* THE INPUT
• • • • • • •

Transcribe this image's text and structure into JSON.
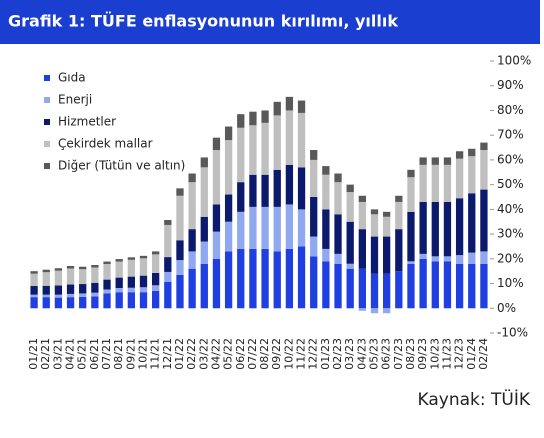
{
  "chart_data": {
    "type": "stacked_bar",
    "title": "Grafik 1: TÜFE enflasyonunun kırılımı, yıllık",
    "source": "Kaynak: TÜİK",
    "categories": [
      "01/21",
      "02/21",
      "03/21",
      "04/21",
      "05/21",
      "06/21",
      "07/21",
      "08/21",
      "09/21",
      "10/21",
      "11/21",
      "12/21",
      "01/22",
      "02/22",
      "03/22",
      "04/22",
      "05/22",
      "06/22",
      "07/22",
      "08/22",
      "09/22",
      "10/22",
      "11/22",
      "12/22",
      "01/23",
      "02/23",
      "03/23",
      "04/23",
      "05/23",
      "06/23",
      "07/23",
      "08/23",
      "09/23",
      "10/23",
      "11/23",
      "12/23",
      "01/24",
      "02/24"
    ],
    "series": [
      {
        "name": "Gıda",
        "color": "#1f3fe0",
        "values": [
          4.5,
          4.5,
          4.3,
          4.5,
          4.6,
          4.8,
          6,
          6.5,
          6.5,
          6.5,
          7,
          10.7,
          13.5,
          16,
          18,
          20,
          23,
          24,
          24,
          24,
          23,
          24,
          25,
          21,
          19,
          18,
          16,
          16,
          14,
          14,
          15,
          18,
          20,
          19,
          19,
          18,
          18,
          18
        ]
      },
      {
        "name": "Enerji",
        "color": "#8fa8f0",
        "values": [
          1,
          1,
          1.2,
          1.3,
          1.4,
          1.5,
          1.6,
          1.7,
          1.8,
          2,
          2.3,
          4,
          6,
          7,
          9,
          11,
          12,
          15,
          17,
          17,
          18,
          18,
          15,
          8,
          5,
          4,
          2,
          -1,
          -2,
          -2,
          0,
          1,
          2,
          2,
          2,
          3.5,
          4.5,
          5
        ]
      },
      {
        "name": "Hizmetler",
        "color": "#0c1a6e",
        "values": [
          3.5,
          3.6,
          3.7,
          3.8,
          3.8,
          4,
          4,
          4.2,
          4.5,
          4.7,
          5,
          6,
          8,
          9,
          10,
          11,
          11,
          12,
          13,
          13,
          15,
          16,
          17,
          16,
          16,
          16,
          17,
          16,
          15,
          15,
          17,
          20,
          21,
          22,
          22,
          23,
          24,
          25
        ]
      },
      {
        "name": "Çekirdek mallar",
        "color": "#bfbfbf",
        "values": [
          5,
          5.5,
          6,
          6.5,
          6,
          6.2,
          6.3,
          6.5,
          6.8,
          7,
          7.5,
          13,
          18,
          19,
          20,
          22,
          22,
          22,
          20,
          21,
          22,
          22,
          22,
          15,
          14,
          13,
          12,
          11,
          9,
          8,
          11,
          14,
          15,
          15,
          15,
          16,
          15,
          16
        ]
      },
      {
        "name": "Diğer (Tütün ve altın)",
        "color": "#595959",
        "values": [
          1,
          1,
          1,
          1,
          1,
          1,
          1,
          1,
          1,
          1,
          1.2,
          2,
          3,
          3.5,
          4,
          5,
          5.5,
          5.5,
          5.5,
          5,
          5.5,
          5.5,
          5,
          4,
          3.5,
          3.5,
          3,
          2.5,
          2,
          2,
          2.5,
          3,
          3,
          3,
          3,
          3,
          3,
          3
        ]
      }
    ],
    "ylim": [
      -10,
      100
    ],
    "yticks": [
      {
        "value": -10,
        "label": "-10%"
      },
      {
        "value": 0,
        "label": "0%"
      },
      {
        "value": 10,
        "label": "10%"
      },
      {
        "value": 20,
        "label": "20%"
      },
      {
        "value": 30,
        "label": "30%"
      },
      {
        "value": 40,
        "label": "40%"
      },
      {
        "value": 50,
        "label": "50%"
      },
      {
        "value": 60,
        "label": "60%"
      },
      {
        "value": 70,
        "label": "70%"
      },
      {
        "value": 80,
        "label": "80%"
      },
      {
        "value": 90,
        "label": "90%"
      },
      {
        "value": 100,
        "label": "100%"
      }
    ],
    "grid": false,
    "legend": "top-left"
  }
}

• • • • • • •

* STATED TASK
Search the lines above for the string "color", then show every one that has it.

* FINAL RESULT
        "color": "#1f3fe0",
        "color": "#8fa8f0",
        "color": "#0c1a6e",
        "color": "#bfbfbf",
        "color": "#595959",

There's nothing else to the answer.